**Aufgaben**
1. Wie viel Zeit bleibt laut dem Text über das Atemschutzleistungsabzeichen, um das Gerät samt Einsatzkurzprüfung aufzunehmen?
2. Setzen Sie den Text über das Atemschutzleistungsabzeichen nach seinem letzten Satz fort.

Gleich zwei Trupps traten am Samstag, 11. Oktober in Amesedt um das Atemschutzleistungsabzeichen in Silber bzw. Gold an und konnten sich am Ende des Tages auch das begehrte Abzeichen sichern.

Um die Leistungsprüfung erfolgreich zu absolvieren müssen sowohl in Silber auch in Gold  vier Stationen bewältigt werden. Bei der ersten Station müssen Fragen zum Thema Atemschutz beantowortet werden. Bei der Stufe III (Gold) muss zusätzlich das Atemschutzgerät bzw. die Maske mit dem Prüfkoffer getestet werden.

Danach geht es zum praktischen Teil, wo zuerst das Gerät inklusive Einsatzkurzprüfung innerhalb von drei Minuten aufgenommen werden muss. Auf der Übungsstrecke muss zuerst eine Puppe gerettet werden und Kanister mit gefährlichen Stoffen über zwei Hürden umgeschlichtet. Danach gilt es das Gebäude stromlos zu machen, zwei Gasschieber zu schließen und zwei Manometerdrücke per Funk an die Atemschutzsammelstelle durchzugeben. Weiters geht es über eine schiefe Ebene zum Brandherd der lokalisiert und bekämpft werden muss. Am Rückweg werden alle Tätigkeiten nochmals wiederholt.

**Bereitgestellte Daten**
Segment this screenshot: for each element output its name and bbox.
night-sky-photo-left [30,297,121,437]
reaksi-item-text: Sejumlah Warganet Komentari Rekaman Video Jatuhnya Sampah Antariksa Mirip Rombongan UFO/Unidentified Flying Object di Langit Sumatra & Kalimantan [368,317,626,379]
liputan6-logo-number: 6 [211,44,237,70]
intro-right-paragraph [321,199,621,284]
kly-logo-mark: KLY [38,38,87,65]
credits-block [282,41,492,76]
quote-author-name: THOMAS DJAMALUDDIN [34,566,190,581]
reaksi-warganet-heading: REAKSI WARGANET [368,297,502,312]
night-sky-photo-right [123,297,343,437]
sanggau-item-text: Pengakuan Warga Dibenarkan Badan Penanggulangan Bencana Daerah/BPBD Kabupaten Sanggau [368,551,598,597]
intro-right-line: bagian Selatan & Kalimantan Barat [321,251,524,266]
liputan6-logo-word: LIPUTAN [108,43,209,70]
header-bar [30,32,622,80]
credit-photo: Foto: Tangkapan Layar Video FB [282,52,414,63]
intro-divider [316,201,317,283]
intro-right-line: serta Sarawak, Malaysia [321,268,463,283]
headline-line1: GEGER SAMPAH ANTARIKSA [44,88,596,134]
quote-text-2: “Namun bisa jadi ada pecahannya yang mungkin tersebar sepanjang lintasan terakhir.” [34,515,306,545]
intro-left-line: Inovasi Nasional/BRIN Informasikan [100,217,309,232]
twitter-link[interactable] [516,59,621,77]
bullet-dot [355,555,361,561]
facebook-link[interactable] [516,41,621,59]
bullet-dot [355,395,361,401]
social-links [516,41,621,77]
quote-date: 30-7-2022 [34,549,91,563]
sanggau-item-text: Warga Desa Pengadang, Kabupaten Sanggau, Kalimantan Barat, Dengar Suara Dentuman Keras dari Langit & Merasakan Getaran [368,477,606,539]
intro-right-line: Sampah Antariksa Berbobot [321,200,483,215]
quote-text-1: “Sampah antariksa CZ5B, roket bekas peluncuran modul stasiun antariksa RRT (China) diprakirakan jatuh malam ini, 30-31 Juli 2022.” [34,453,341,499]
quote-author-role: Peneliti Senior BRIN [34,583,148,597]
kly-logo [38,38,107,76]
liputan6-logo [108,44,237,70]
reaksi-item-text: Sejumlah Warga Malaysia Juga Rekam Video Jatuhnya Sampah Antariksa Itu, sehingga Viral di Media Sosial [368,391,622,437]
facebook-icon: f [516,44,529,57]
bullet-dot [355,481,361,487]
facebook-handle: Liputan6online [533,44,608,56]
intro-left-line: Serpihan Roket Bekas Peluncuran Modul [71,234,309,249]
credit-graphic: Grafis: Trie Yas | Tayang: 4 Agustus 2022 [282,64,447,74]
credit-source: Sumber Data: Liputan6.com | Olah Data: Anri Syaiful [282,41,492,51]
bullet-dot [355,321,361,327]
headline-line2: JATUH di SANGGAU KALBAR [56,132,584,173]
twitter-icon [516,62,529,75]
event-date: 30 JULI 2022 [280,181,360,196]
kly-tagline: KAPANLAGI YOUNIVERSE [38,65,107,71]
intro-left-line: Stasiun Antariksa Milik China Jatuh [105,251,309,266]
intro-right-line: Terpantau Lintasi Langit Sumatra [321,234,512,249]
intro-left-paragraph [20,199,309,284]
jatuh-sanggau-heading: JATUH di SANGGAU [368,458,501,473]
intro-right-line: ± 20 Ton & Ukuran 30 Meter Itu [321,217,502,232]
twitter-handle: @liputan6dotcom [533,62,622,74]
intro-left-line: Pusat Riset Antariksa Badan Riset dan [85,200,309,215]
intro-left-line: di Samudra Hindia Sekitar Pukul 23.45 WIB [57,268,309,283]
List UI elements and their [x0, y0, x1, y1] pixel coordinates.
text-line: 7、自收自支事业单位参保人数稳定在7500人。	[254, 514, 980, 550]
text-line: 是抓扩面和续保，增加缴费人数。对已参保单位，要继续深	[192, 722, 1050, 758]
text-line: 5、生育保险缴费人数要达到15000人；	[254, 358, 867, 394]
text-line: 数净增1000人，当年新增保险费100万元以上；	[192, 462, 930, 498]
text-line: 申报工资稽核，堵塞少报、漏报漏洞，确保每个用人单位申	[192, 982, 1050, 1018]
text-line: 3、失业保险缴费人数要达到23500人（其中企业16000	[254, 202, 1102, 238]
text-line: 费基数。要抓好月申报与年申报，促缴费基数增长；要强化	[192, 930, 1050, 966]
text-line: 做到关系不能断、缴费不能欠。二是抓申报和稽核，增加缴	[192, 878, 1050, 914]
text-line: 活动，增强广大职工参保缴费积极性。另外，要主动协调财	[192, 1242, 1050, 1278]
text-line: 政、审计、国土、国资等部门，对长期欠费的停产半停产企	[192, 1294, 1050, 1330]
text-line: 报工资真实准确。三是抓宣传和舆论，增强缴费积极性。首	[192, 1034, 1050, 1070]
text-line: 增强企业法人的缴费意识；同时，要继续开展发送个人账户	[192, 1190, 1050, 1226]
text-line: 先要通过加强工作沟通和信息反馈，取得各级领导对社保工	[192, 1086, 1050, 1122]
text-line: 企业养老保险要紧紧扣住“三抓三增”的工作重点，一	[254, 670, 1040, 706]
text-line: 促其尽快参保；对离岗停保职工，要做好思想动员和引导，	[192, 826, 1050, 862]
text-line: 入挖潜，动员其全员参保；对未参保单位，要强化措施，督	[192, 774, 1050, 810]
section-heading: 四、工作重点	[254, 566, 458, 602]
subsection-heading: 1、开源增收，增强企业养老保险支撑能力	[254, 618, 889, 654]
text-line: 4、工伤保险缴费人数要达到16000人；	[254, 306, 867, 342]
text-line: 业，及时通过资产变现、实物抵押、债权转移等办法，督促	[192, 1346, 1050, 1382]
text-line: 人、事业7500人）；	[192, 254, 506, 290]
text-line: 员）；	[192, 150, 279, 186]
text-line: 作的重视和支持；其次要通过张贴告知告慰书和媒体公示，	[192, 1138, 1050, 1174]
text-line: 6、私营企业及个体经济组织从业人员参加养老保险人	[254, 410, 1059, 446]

**Antworten**
1. Drei Minuten.

2.
Bei der letzten Station wird das Atemschutzgerät abgelegt und wieder in einen einsatzbereiten Zustand gebracht. Dazu zählt neben dem Flaschenwechsel auch die Hochdruckdichtprüfung.

Am Abend wurde das Abzeichen  bei der Schlussveranstaltung von OBR Bröderbauer an die beiden Trupps übergeben. Der silberne Trupp bestand aus: Plöderl Christoph, Schmid Martin, Harringer Matthias (FF Rohrbach). Das goldene Abzeichen konnten sich Krieg Jürgen und Trautner Michael sichern.